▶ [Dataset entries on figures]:

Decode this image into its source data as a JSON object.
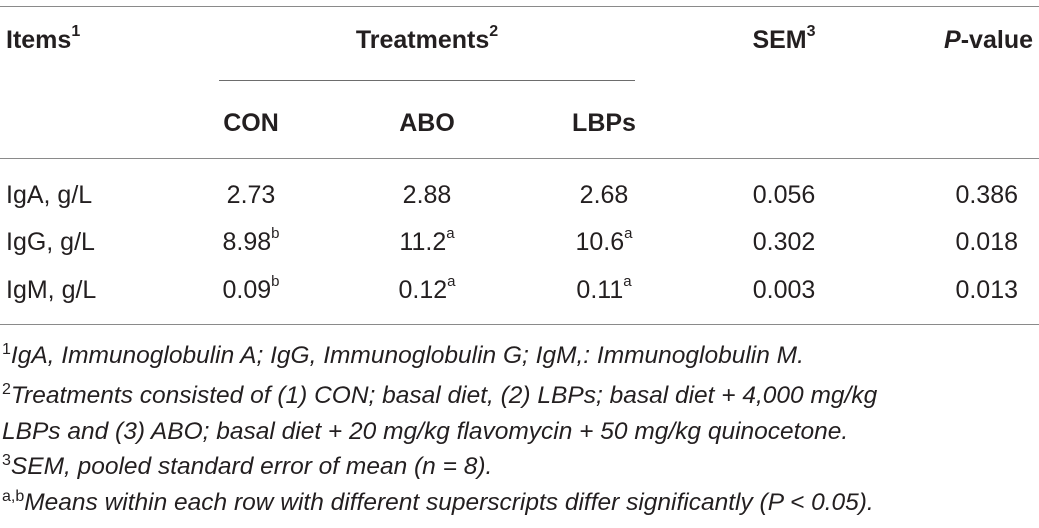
{
  "table": {
    "header": {
      "items": "Items",
      "items_sup": "1",
      "treatments": "Treatments",
      "treatments_sup": "2",
      "sem": "SEM",
      "sem_sup": "3",
      "pvalue_italic": "P",
      "pvalue_rest": "-value",
      "groups": [
        "CON",
        "ABO",
        "LBPs"
      ]
    },
    "rows": [
      {
        "item": "IgA, g/L",
        "con": "2.73",
        "con_sup": "",
        "abo": "2.88",
        "abo_sup": "",
        "lbps": "2.68",
        "lbps_sup": "",
        "sem": "0.056",
        "p": "0.386"
      },
      {
        "item": "IgG, g/L",
        "con": "8.98",
        "con_sup": "b",
        "abo": "11.2",
        "abo_sup": "a",
        "lbps": "10.6",
        "lbps_sup": "a",
        "sem": "0.302",
        "p": "0.018"
      },
      {
        "item": "IgM, g/L",
        "con": "0.09",
        "con_sup": "b",
        "abo": "0.12",
        "abo_sup": "a",
        "lbps": "0.11",
        "lbps_sup": "a",
        "sem": "0.003",
        "p": "0.013"
      }
    ]
  },
  "footnotes": [
    {
      "mark": "1",
      "lines": [
        "IgA, Immunoglobulin A; IgG, Immunoglobulin G; IgM,: Immunoglobulin M."
      ]
    },
    {
      "mark": "2",
      "lines": [
        "Treatments consisted of (1) CON; basal diet, (2) LBPs; basal diet + 4,000 mg/kg",
        "LBPs and (3) ABO; basal diet + 20 mg/kg flavomycin + 50 mg/kg quinocetone."
      ]
    },
    {
      "mark": "3",
      "lines": [
        "SEM, pooled standard error of mean (n = 8)."
      ]
    },
    {
      "mark": "a,b",
      "lines": [
        "Means within each row with different superscripts differ significantly (P < 0.05)."
      ]
    }
  ]
}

▶ [Stated task]: Go through the listing above and write it all out exactly, leaving out any picture.

▶ [The solution]:
Decode this image into its source data as a JSON object.
{
  "table": {
    "header": {
      "items": "Items",
      "items_sup": "1",
      "treatments": "Treatments",
      "treatments_sup": "2",
      "sem": "SEM",
      "sem_sup": "3",
      "pvalue_italic": "P",
      "pvalue_rest": "-value",
      "groups": [
        "CON",
        "ABO",
        "LBPs"
      ]
    },
    "rows": [
      {
        "item": "IgA, g/L",
        "con": "2.73",
        "con_sup": "",
        "abo": "2.88",
        "abo_sup": "",
        "lbps": "2.68",
        "lbps_sup": "",
        "sem": "0.056",
        "p": "0.386"
      },
      {
        "item": "IgG, g/L",
        "con": "8.98",
        "con_sup": "b",
        "abo": "11.2",
        "abo_sup": "a",
        "lbps": "10.6",
        "lbps_sup": "a",
        "sem": "0.302",
        "p": "0.018"
      },
      {
        "item": "IgM, g/L",
        "con": "0.09",
        "con_sup": "b",
        "abo": "0.12",
        "abo_sup": "a",
        "lbps": "0.11",
        "lbps_sup": "a",
        "sem": "0.003",
        "p": "0.013"
      }
    ]
  },
  "footnotes": [
    {
      "mark": "1",
      "lines": [
        "IgA, Immunoglobulin A; IgG, Immunoglobulin G; IgM,: Immunoglobulin M."
      ]
    },
    {
      "mark": "2",
      "lines": [
        "Treatments consisted of (1) CON; basal diet, (2) LBPs; basal diet + 4,000 mg/kg",
        "LBPs and (3) ABO; basal diet + 20 mg/kg flavomycin + 50 mg/kg quinocetone."
      ]
    },
    {
      "mark": "3",
      "lines": [
        "SEM, pooled standard error of mean (n = 8)."
      ]
    },
    {
      "mark": "a,b",
      "lines": [
        "Means within each row with different superscripts differ significantly (P < 0.05)."
      ]
    }
  ]
}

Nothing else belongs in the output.